_STATED PROBLEM_:
Output an exact reproduction of the data.

[Data records]
□ □ □ □ □

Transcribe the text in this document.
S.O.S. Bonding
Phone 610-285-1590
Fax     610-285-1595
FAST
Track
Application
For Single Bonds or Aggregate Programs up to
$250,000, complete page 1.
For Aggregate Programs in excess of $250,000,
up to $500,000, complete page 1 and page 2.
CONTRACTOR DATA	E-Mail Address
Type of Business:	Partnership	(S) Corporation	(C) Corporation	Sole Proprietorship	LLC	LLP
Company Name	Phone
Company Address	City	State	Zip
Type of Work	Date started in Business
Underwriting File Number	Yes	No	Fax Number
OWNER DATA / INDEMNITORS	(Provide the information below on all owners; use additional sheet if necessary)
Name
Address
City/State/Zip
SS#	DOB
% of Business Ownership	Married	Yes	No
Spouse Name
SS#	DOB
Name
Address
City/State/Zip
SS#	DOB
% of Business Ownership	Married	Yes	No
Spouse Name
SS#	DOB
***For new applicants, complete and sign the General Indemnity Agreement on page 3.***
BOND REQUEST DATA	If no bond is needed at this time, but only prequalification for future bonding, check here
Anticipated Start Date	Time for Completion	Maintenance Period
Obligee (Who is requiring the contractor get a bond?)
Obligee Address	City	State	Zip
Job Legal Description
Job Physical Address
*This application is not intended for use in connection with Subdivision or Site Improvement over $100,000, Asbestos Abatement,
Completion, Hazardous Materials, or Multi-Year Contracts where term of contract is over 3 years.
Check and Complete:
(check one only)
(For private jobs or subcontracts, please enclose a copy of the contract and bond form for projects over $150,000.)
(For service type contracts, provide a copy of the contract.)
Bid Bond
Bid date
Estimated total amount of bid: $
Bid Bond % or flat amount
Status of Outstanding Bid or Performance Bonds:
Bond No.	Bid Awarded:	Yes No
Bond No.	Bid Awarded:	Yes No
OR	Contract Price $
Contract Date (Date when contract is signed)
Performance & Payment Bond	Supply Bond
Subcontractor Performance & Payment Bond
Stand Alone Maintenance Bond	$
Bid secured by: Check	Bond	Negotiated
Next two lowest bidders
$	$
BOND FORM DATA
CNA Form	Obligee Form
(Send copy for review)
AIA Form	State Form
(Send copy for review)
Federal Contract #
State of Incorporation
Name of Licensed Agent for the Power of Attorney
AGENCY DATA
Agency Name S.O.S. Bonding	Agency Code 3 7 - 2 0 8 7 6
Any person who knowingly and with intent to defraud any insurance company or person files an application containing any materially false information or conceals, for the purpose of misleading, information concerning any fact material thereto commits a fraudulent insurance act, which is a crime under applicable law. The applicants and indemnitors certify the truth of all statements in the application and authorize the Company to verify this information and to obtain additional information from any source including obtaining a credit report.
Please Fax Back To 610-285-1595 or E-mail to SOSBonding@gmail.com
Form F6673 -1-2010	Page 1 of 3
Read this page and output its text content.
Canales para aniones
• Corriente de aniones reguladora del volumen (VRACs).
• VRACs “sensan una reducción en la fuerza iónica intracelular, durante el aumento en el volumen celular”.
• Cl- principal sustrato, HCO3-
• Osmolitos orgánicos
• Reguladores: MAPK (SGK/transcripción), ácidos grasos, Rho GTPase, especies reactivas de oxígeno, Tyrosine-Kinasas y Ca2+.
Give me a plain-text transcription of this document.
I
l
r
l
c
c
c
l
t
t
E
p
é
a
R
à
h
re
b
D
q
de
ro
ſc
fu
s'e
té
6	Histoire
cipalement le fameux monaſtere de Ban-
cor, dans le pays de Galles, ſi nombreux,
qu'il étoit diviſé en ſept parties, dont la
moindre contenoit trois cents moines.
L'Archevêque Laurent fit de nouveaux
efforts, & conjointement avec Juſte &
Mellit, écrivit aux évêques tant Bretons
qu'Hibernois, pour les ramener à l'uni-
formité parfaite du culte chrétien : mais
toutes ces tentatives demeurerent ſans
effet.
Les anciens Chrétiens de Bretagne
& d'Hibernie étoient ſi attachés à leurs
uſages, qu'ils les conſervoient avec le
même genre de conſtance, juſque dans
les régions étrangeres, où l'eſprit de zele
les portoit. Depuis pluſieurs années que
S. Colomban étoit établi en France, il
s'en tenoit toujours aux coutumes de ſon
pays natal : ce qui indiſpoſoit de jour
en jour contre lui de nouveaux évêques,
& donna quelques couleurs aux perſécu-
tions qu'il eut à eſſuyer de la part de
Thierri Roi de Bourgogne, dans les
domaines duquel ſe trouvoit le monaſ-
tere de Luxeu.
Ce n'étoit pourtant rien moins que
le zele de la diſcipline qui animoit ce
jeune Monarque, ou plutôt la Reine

□ □ □ □ □

_WORKED ANSWER_:
Transcribe the text in this document.
S.O.S. Bonding
Phone 610-285-1590
Fax     610-285-1595
FAST
Track
Application
For Single Bonds or Aggregate Programs up to
$250,000, complete page 1.
For Aggregate Programs in excess of $250,000,
up to $500,000, complete page 1 and page 2.
CONTRACTOR DATA	E-Mail Address
Type of Business:	Partnership	(S) Corporation	(C) Corporation	Sole Proprietorship	LLC	LLP
Company Name	Phone
Company Address	City	State	Zip
Type of Work	Date started in Business
Underwriting File Number	Yes	No	Fax Number
OWNER DATA / INDEMNITORS	(Provide the information below on all owners; use additional sheet if necessary)
Name
Address
City/State/Zip
SS#	DOB
% of Business Ownership	Married	Yes	No
Spouse Name
SS#	DOB
Name
Address
City/State/Zip
SS#	DOB
% of Business Ownership	Married	Yes	No
Spouse Name
SS#	DOB
***For new applicants, complete and sign the General Indemnity Agreement on page 3.***
BOND REQUEST DATA	If no bond is needed at this time, but only prequalification for future bonding, check here
Anticipated Start Date	Time for Completion	Maintenance Period
Obligee (Who is requiring the contractor get a bond?)
Obligee Address	City	State	Zip
Job Legal Description
Job Physical Address
*This application is not intended for use in connection with Subdivision or Site Improvement over $100,000, Asbestos Abatement,
Completion, Hazardous Materials, or Multi-Year Contracts where term of contract is over 3 years.
Check and Complete:
(check one only)
(For private jobs or subcontracts, please enclose a copy of the contract and bond form for projects over $150,000.)
(For service type contracts, provide a copy of the contract.)
Bid Bond
Bid date
Estimated total amount of bid: $
Bid Bond % or flat amount
Status of Outstanding Bid or Performance Bonds:
Bond No.	Bid Awarded:	Yes No
Bond No.	Bid Awarded:	Yes No
OR	Contract Price $
Contract Date (Date when contract is signed)
Performance & Payment Bond	Supply Bond
Subcontractor Performance & Payment Bond
Stand Alone Maintenance Bond	$
Bid secured by: Check	Bond	Negotiated
Next two lowest bidders
$	$
BOND FORM DATA
CNA Form	Obligee Form
(Send copy for review)
AIA Form	State Form
(Send copy for review)
Federal Contract #
State of Incorporation
Name of Licensed Agent for the Power of Attorney
AGENCY DATA
Agency Name S.O.S. Bonding	Agency Code 3 7 - 2 0 8 7 6
Any person who knowingly and with intent to defraud any insurance company or person files an application containing any materially false information or conceals, for the purpose of misleading, information concerning any fact material thereto commits a fraudulent insurance act, which is a crime under applicable law. The applicants and indemnitors certify the truth of all statements in the application and authorize the Company to verify this information and to obtain additional information from any source including obtaining a credit report.
Please Fax Back To 610-285-1595 or E-mail to SOSBonding@gmail.com
Form F6673 -1-2010	Page 1 of 3
Read this page and output its text content.
Canales para aniones
• Corriente de aniones reguladora del volumen (VRACs).
• VRACs “sensan una reducción en la fuerza iónica intracelular, durante el aumento en el volumen celular”.
• Cl- principal sustrato, HCO3-
• Osmolitos orgánicos
• Reguladores: MAPK (SGK/transcripción), ácidos grasos, Rho GTPase, especies reactivas de oxígeno, Tyrosine-Kinasas y Ca2+.
Give me a plain-text transcription of this document.
I
l
r
l
c
c
c
l
t
t
E
p
é
a
R
à
h
re
b
D
q
de
ro
ſc
fu
s'e
té
6	Histoire
cipalement le fameux monaſtere de Ban-
cor, dans le pays de Galles, ſi nombreux,
qu'il étoit diviſé en ſept parties, dont la
moindre contenoit trois cents moines.
L'Archevêque Laurent fit de nouveaux
efforts, & conjointement avec Juſte &
Mellit, écrivit aux évêques tant Bretons
qu'Hibernois, pour les ramener à l'uni-
formité parfaite du culte chrétien : mais
toutes ces tentatives demeurerent ſans
effet.
Les anciens Chrétiens de Bretagne
& d'Hibernie étoient ſi attachés à leurs
uſages, qu'ils les conſervoient avec le
même genre de conſtance, juſque dans
les régions étrangeres, où l'eſprit de zele
les portoit. Depuis pluſieurs années que
S. Colomban étoit établi en France, il
s'en tenoit toujours aux coutumes de ſon
pays natal : ce qui indiſpoſoit de jour
en jour contre lui de nouveaux évêques,
& donna quelques couleurs aux perſécu-
tions qu'il eut à eſſuyer de la part de
Thierri Roi de Bourgogne, dans les
domaines duquel ſe trouvoit le monaſ-
tere de Luxeu.
Ce n'étoit pourtant rien moins que
le zele de la diſcipline qui animoit ce
jeune Monarque, ou plutôt la Reine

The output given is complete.